Supplied passage ::
···

False positives with biased and unbiased estimates¶

Evaluated via a null model

In [ ]:

sns.set(rc={"figure.figsize":(3, 1.5)})
sns.set_style("white")

df = pd.read_csv('res/results_null_PCA_SVR.csv')

def fpr(x, alpha=0.05):
    return (x<alpha).sum()/len(x)

df_fpr = df.groupby('n')['p_discovery_cv'].agg([fpr])
sns.lineplot(x='n', y='fpr', data=df_fpr)
df_fpr = df.groupby('n')['p_discovery_overfit'].agg([fpr])
sns.lineplot(x='n', y='fpr', data=df_fpr)
sns.despine()

In [ ]:

sns.set(rc={"figure.figsize":(2, 1)})
sns.set_style("white")

df = pd.read_csv('res/results_PCA_SVR.csv')
tmp = df[df.target == 'CogTotalComp_AgeAdj']

num_perm = 1000


# helper functions to compoute conf. intervals for correlation
def r_to_z(r):
    return math.log((1 + r) / (1 - r)) / 2.0

def z_to_r(z):
    e = math.exp(2 * z)
    return (e - 1) / (e + 1)

def r_confidence_interval(r, alpha, n):
    z = r_to_z(r)
    se = 1.0 / math.sqrt(n - 3)
    z_crit = stats.norm.ppf((1 + alpha)/2)  # 2-tailed z critical value

    lo = z - z_crit * se
    hi = z + z_crit * se
    # Return a sequence
    return (z_to_r(lo), z_to_r(hi))

r_ci_lo = [r_confidence_interval(0, 0.95, n=n)[0] for n in df.n.unique()]
r_ci_hi = [r_confidence_interval(0, 0.95, n=n)[1] for n in df.n.unique()]

tmp['inflation_cv'] = tmp.r_discovery_cv - tmp.r_replication
tmp['inflation_overfit'] = tmp.r_discovery_overfit - tmp.r_replication

sns.lineplot(x='n', y='inflation_cv', data=tmp, ci='sd', color="blue")

···

Supplied records ::

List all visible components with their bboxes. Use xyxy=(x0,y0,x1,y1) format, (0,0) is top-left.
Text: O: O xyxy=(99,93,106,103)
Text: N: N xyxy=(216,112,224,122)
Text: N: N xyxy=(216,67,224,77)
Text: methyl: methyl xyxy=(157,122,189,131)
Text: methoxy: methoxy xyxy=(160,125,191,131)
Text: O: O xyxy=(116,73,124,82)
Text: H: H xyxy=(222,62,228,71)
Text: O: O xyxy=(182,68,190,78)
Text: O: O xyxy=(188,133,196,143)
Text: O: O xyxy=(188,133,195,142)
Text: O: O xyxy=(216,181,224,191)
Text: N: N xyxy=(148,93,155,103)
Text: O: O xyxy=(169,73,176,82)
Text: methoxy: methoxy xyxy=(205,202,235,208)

···

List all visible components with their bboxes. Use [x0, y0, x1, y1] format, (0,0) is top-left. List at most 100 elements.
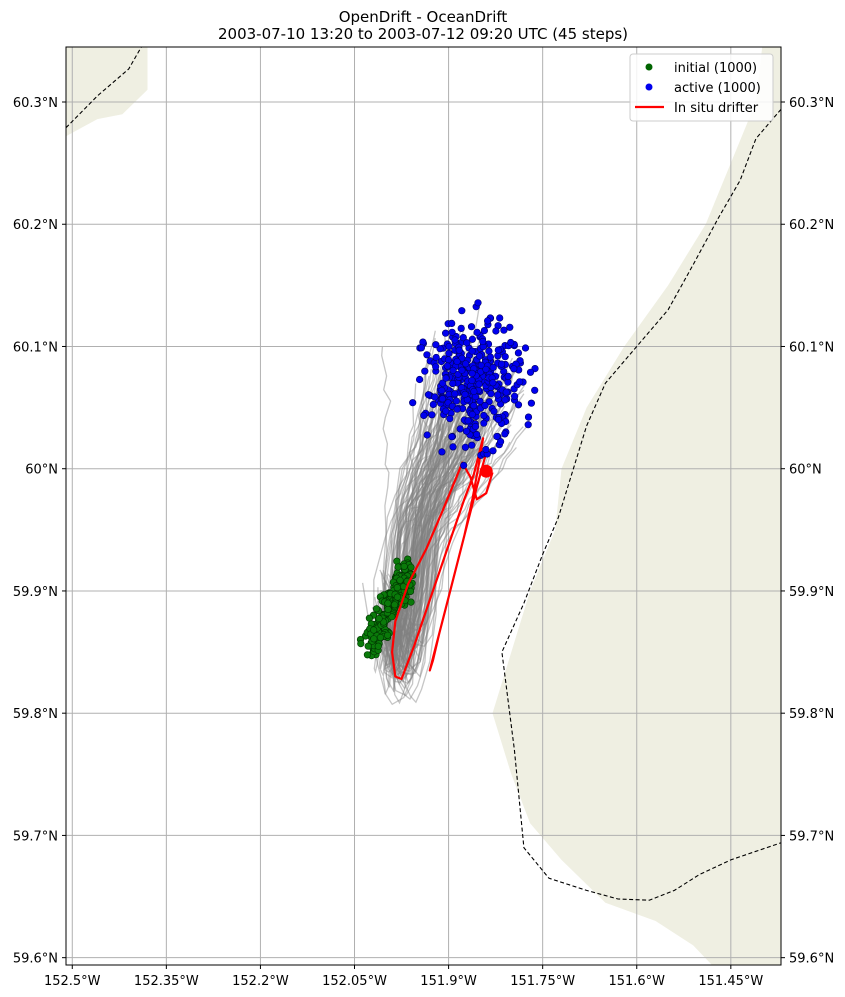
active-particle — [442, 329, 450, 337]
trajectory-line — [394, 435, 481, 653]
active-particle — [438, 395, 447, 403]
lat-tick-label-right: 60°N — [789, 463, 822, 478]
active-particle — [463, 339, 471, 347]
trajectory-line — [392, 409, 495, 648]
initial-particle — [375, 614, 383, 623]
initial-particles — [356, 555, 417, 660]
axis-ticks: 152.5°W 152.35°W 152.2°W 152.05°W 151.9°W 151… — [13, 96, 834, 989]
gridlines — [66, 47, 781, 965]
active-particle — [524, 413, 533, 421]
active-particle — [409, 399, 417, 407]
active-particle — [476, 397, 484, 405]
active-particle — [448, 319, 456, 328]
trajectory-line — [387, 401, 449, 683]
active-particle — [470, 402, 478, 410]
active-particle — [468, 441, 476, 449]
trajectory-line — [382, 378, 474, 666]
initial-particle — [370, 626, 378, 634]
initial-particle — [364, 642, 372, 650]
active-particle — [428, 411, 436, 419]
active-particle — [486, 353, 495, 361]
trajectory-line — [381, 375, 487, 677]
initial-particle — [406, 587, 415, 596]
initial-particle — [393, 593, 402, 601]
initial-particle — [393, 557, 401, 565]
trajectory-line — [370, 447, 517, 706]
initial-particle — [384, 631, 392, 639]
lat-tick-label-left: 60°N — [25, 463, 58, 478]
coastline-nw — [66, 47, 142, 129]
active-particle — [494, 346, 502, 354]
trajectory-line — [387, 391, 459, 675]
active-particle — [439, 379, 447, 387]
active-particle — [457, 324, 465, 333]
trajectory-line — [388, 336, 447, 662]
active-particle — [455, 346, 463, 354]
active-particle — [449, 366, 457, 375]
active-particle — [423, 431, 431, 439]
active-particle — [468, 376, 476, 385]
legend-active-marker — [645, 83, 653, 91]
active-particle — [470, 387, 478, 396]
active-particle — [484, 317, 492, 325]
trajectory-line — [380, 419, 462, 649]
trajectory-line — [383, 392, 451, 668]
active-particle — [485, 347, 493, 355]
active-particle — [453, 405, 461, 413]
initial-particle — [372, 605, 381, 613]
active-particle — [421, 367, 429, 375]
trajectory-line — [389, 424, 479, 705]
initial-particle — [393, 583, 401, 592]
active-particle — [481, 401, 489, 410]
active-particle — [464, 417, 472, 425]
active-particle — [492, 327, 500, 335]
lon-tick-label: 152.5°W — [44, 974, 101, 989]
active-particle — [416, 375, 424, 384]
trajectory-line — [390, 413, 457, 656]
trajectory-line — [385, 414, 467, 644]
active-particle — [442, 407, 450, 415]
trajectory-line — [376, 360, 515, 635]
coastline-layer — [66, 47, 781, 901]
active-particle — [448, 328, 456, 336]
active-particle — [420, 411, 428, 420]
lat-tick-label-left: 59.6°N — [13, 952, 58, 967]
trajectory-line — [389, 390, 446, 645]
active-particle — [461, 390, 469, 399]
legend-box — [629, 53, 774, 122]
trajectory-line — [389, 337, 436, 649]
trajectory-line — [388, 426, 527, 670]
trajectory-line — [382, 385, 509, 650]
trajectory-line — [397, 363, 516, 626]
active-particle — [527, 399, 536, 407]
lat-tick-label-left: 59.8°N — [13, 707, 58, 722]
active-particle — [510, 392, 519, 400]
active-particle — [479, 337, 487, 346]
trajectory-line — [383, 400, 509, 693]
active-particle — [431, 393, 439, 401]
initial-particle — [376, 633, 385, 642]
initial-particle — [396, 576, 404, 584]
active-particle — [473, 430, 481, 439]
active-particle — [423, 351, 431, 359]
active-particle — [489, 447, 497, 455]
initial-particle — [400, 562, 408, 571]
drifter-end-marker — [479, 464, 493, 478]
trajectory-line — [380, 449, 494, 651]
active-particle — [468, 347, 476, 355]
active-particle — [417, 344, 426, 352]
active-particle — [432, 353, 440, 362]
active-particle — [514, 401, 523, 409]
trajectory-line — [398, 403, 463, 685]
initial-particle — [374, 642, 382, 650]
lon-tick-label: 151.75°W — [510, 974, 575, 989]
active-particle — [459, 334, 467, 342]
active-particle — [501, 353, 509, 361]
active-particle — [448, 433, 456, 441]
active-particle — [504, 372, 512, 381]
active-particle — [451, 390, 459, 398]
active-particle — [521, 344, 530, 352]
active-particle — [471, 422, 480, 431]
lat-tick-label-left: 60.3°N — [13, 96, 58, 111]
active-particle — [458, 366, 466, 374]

···

Set exercise ::
List every function defined with "def" in the passage on false positives with biased and unbiased estimates. The records play no part in this exercise.

Written answer ::
fpr, r_to_z, z_to_r, r_confidence_interval